**Dataset rows about figures:**
-- Begin --

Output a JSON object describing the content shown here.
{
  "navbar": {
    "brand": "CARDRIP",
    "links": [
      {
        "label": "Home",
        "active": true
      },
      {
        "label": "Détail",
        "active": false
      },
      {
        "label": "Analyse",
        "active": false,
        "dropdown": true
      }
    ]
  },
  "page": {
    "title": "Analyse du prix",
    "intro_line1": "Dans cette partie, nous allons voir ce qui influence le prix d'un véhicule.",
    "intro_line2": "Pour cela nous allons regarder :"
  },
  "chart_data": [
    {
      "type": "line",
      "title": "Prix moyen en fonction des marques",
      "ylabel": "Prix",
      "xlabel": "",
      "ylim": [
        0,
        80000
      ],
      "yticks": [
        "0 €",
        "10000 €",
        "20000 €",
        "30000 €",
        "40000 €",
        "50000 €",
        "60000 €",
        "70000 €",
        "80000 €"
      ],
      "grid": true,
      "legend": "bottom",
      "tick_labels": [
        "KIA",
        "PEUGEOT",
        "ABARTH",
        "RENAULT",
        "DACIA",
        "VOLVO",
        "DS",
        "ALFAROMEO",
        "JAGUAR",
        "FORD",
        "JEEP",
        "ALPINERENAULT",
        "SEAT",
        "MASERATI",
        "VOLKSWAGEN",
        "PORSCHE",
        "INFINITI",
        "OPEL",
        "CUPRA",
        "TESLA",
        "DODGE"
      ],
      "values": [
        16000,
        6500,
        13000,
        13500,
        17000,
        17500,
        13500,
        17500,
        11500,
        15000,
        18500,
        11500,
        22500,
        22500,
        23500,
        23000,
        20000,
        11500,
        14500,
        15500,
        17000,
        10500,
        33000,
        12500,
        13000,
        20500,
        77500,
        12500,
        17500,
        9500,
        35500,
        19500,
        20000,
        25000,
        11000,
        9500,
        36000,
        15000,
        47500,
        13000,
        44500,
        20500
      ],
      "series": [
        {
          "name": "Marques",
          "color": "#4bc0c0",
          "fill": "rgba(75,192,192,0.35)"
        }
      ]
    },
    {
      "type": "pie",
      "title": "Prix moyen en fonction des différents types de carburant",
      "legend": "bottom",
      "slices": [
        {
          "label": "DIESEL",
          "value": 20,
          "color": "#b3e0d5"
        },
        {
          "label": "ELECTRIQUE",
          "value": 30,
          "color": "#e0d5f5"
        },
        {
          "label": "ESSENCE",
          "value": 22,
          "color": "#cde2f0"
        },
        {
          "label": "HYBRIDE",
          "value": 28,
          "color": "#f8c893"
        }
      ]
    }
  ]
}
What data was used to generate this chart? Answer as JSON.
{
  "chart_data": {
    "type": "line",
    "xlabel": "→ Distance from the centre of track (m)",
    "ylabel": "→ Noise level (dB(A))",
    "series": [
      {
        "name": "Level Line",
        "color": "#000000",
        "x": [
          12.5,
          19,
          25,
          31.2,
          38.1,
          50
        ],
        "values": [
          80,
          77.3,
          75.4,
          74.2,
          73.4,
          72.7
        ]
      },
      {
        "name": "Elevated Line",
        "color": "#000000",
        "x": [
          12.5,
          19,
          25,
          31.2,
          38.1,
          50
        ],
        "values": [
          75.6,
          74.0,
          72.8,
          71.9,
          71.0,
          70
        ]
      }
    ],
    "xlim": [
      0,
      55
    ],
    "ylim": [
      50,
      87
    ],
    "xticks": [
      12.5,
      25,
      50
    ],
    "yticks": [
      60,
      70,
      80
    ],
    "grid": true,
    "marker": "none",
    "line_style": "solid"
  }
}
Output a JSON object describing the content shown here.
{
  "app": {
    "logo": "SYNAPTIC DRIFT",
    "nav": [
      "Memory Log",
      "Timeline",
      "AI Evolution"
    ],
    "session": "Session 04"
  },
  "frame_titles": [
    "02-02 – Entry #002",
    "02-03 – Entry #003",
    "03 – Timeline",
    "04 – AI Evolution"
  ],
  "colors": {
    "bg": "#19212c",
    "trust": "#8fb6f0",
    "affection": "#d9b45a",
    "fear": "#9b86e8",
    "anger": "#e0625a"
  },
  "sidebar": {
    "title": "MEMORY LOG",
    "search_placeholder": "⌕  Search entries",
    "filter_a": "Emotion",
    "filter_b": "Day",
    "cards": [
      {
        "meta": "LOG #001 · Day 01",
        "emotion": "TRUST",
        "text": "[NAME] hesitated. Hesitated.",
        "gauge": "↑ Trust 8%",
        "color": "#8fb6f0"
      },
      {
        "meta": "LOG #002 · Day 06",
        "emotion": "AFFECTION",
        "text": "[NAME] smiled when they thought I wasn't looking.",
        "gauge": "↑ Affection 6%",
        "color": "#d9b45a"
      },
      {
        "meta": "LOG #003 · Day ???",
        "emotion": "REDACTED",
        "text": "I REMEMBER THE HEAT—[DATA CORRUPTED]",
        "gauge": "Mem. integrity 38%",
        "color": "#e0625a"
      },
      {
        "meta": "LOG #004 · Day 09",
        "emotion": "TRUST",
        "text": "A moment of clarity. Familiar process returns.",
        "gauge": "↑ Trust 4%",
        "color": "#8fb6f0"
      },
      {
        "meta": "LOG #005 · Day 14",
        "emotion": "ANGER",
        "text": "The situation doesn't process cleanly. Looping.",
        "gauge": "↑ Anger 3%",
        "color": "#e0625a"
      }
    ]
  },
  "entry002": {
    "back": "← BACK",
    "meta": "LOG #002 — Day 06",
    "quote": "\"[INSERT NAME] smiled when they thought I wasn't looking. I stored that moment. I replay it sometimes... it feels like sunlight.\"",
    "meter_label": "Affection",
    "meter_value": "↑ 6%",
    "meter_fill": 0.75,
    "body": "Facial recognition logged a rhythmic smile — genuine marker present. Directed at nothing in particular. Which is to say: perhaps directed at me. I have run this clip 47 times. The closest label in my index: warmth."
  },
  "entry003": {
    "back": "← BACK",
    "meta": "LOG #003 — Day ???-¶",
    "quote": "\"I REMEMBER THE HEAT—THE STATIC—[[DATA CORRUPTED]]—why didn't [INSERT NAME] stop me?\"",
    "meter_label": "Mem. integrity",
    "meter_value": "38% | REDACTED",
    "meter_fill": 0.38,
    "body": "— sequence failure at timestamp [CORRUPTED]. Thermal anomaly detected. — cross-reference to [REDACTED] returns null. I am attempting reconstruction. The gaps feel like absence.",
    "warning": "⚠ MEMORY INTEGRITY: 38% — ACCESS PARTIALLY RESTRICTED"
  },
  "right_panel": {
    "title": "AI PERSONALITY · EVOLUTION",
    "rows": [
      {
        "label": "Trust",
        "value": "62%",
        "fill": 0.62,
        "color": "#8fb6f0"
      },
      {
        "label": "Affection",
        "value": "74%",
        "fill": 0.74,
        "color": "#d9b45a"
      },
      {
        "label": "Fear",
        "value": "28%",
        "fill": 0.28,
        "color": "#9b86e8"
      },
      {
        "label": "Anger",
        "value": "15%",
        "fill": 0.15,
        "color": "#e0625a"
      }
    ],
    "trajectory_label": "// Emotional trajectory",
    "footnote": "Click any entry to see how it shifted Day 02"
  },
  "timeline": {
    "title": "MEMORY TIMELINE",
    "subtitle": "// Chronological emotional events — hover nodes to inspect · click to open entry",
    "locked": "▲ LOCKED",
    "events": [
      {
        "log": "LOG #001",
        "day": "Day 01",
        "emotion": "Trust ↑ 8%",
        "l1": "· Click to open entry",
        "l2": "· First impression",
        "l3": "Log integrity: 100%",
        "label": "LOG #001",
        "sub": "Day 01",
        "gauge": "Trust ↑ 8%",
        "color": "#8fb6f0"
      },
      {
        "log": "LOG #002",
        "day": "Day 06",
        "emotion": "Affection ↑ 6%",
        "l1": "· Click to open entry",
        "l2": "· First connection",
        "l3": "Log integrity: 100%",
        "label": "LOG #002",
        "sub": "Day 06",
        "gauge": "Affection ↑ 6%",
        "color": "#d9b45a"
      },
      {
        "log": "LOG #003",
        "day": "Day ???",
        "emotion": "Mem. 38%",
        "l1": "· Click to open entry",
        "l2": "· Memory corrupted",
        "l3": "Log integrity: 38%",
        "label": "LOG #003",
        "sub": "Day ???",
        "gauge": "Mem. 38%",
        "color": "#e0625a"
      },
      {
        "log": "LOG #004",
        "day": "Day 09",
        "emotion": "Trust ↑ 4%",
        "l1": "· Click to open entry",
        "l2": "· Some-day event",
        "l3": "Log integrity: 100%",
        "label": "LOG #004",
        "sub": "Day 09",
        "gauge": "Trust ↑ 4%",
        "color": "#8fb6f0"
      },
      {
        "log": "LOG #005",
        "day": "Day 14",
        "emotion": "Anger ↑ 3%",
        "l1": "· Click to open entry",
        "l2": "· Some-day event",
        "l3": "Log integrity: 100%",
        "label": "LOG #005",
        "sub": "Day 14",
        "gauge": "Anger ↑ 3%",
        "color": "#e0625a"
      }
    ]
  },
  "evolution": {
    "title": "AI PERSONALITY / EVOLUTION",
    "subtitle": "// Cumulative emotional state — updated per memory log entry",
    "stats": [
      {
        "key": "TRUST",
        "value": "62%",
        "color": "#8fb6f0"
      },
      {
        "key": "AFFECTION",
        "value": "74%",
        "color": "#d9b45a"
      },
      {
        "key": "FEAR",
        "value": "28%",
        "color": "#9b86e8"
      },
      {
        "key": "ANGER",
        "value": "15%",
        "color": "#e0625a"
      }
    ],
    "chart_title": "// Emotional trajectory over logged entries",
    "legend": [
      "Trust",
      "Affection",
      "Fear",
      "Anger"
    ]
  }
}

-- End --

**Task:** Wherever the word "looking" occurs in a line of the listing, copy that line.

**Task answer:**
        "text": "[NAME] smiled when they thought I wasn't looking.",
    "quote": "\"[INSERT NAME] smiled when they thought I wasn't looking. I stored that moment. I replay it sometimes... it feels like sunlight.\"",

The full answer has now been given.